SHORT TASK ::
Pictures don't belong in the copy; print all the records exactly.

RECORD LIST ::
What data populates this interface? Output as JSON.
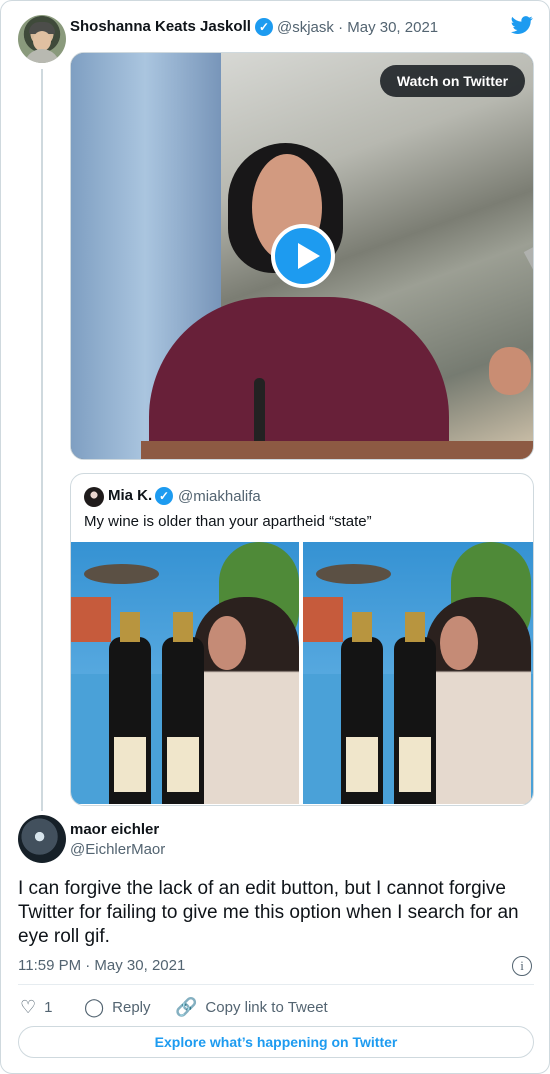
{
  "tweet": {
    "author_name": "Shoshanna Keats Jaskoll",
    "author_handle": "@skjask",
    "date": "May 30, 2021",
    "handle_date": "@skjask · May 30, 2021",
    "watch_label": "Watch on Twitter"
  },
  "quoted": {
    "author_name": "Mia K.",
    "author_handle": "@miakhalifa",
    "text": "My wine is older than your apartheid “state”"
  },
  "reply": {
    "author_name": "maor eichler",
    "author_handle": "@EichlerMaor",
    "text": "I can forgive the lack of an edit button, but I cannot forgive Twitter for failing to give me this option when I search for an eye roll gif.",
    "time": "11:59 PM · May 30, 2021"
  },
  "actions": {
    "likes": "1",
    "reply_label": "Reply",
    "copy_label": "Copy link to Tweet"
  },
  "explore_label": "Explore what’s happening on Twitter",
  "icons": [
    "heart-icon",
    "reply-icon",
    "link-icon",
    "twitter-bird-icon",
    "verified-icon",
    "play-icon",
    "info-icon"
  ],
  "colors": {
    "accent": "#1d9bf0",
    "muted": "#536471",
    "border": "#cfd9de"
  }
}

TASK ANSWER ::
What data populates this interface? Output as JSON.
{
  "tweet": {
    "author_name": "Shoshanna Keats Jaskoll",
    "author_handle": "@skjask",
    "date": "May 30, 2021",
    "handle_date": "@skjask · May 30, 2021",
    "watch_label": "Watch on Twitter"
  },
  "quoted": {
    "author_name": "Mia K.",
    "author_handle": "@miakhalifa",
    "text": "My wine is older than your apartheid “state”"
  },
  "reply": {
    "author_name": "maor eichler",
    "author_handle": "@EichlerMaor",
    "text": "I can forgive the lack of an edit button, but I cannot forgive Twitter for failing to give me this option when I search for an eye roll gif.",
    "time": "11:59 PM · May 30, 2021"
  },
  "actions": {
    "likes": "1",
    "reply_label": "Reply",
    "copy_label": "Copy link to Tweet"
  },
  "explore_label": "Explore what’s happening on Twitter",
  "icons": [
    "heart-icon",
    "reply-icon",
    "link-icon",
    "twitter-bird-icon",
    "verified-icon",
    "play-icon",
    "info-icon"
  ],
  "colors": {
    "accent": "#1d9bf0",
    "muted": "#536471",
    "border": "#cfd9de"
  }
}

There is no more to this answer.